PROBLEM -
Render the lines from the one with "bar-track [190, 361, 1090, 387]" up to and including the one with "legend-item-computers: Комп'ютери [40, 96, 151, 111]" as a Markdown table with the columns Row and Line. Number each row and leave out blank lines.

>>

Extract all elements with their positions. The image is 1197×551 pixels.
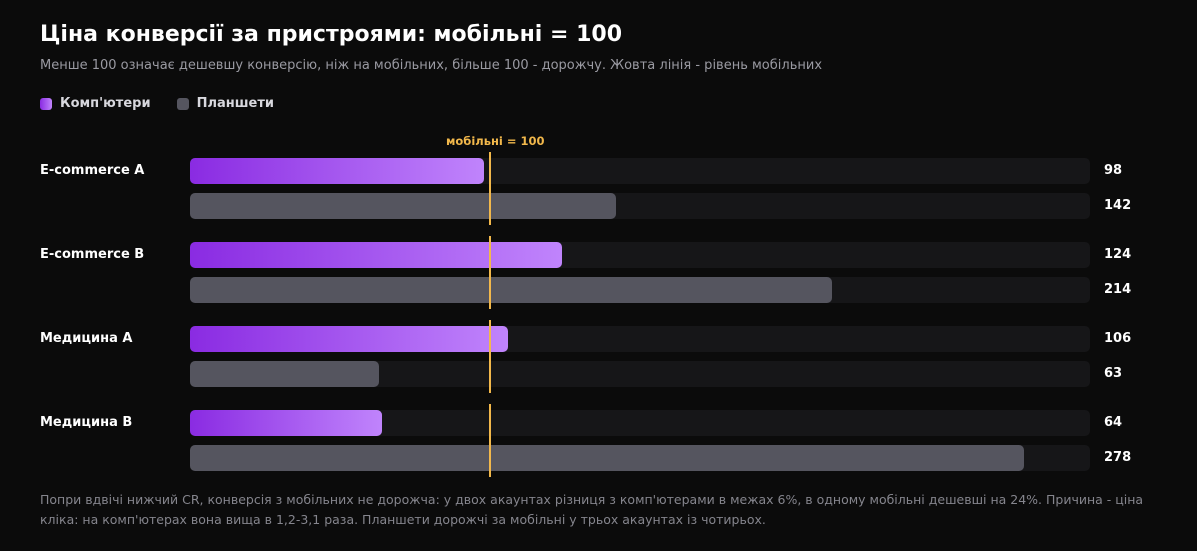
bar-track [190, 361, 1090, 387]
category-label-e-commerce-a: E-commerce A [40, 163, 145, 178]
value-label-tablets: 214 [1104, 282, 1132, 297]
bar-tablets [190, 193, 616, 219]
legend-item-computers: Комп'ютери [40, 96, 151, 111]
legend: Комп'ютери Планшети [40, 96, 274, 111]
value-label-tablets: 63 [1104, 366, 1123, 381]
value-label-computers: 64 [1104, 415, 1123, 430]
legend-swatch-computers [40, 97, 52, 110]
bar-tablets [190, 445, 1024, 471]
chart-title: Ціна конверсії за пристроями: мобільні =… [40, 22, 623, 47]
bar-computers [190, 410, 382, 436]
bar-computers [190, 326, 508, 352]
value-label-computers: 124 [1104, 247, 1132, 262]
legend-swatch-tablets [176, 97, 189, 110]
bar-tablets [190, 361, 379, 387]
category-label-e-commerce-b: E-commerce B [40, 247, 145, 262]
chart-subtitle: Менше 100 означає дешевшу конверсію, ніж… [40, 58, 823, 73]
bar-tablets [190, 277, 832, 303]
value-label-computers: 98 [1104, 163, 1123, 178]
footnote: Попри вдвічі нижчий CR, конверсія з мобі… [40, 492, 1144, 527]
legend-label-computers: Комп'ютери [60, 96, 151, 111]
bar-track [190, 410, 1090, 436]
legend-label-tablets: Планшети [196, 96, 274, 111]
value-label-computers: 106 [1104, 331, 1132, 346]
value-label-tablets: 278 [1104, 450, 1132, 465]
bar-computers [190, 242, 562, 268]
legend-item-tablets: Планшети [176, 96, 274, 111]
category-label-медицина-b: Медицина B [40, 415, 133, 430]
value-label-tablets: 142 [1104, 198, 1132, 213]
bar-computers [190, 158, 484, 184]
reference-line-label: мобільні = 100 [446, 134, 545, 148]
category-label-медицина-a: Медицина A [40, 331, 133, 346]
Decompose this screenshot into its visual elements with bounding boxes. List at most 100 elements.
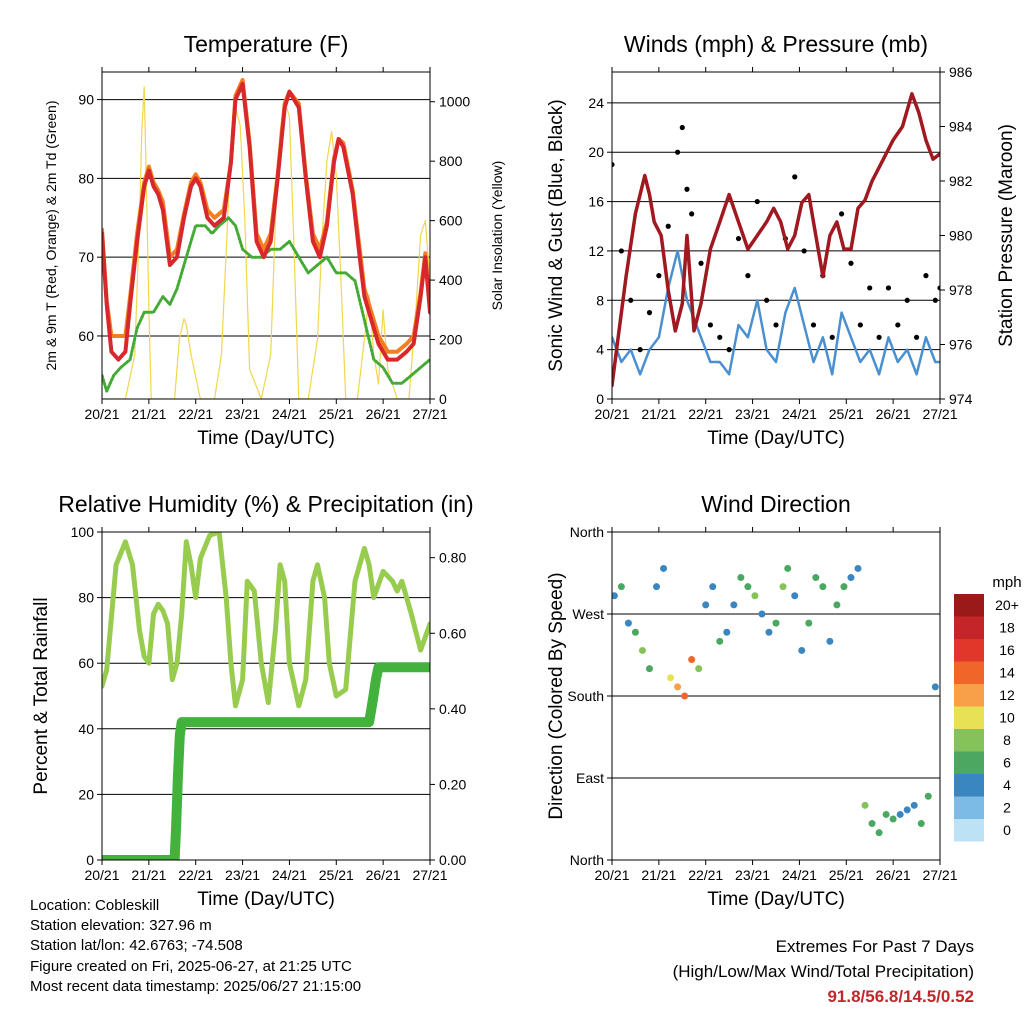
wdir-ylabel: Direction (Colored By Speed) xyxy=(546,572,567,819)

<<

ANSWER TO THIS PROBLEM -
| Row | Line |
|---|---|
| 1 | bar-track [190, 361, 1090, 387] |
| 2 | category-label-e-commerce-a: E-commerce A [40, 163, 145, 178] |
| 3 | value-label-tablets: 214 [1104, 282, 1132, 297] |
| 4 | bar-tablets [190, 193, 616, 219] |
| 5 | legend-item-computers: Комп'ютери [40, 96, 151, 111] |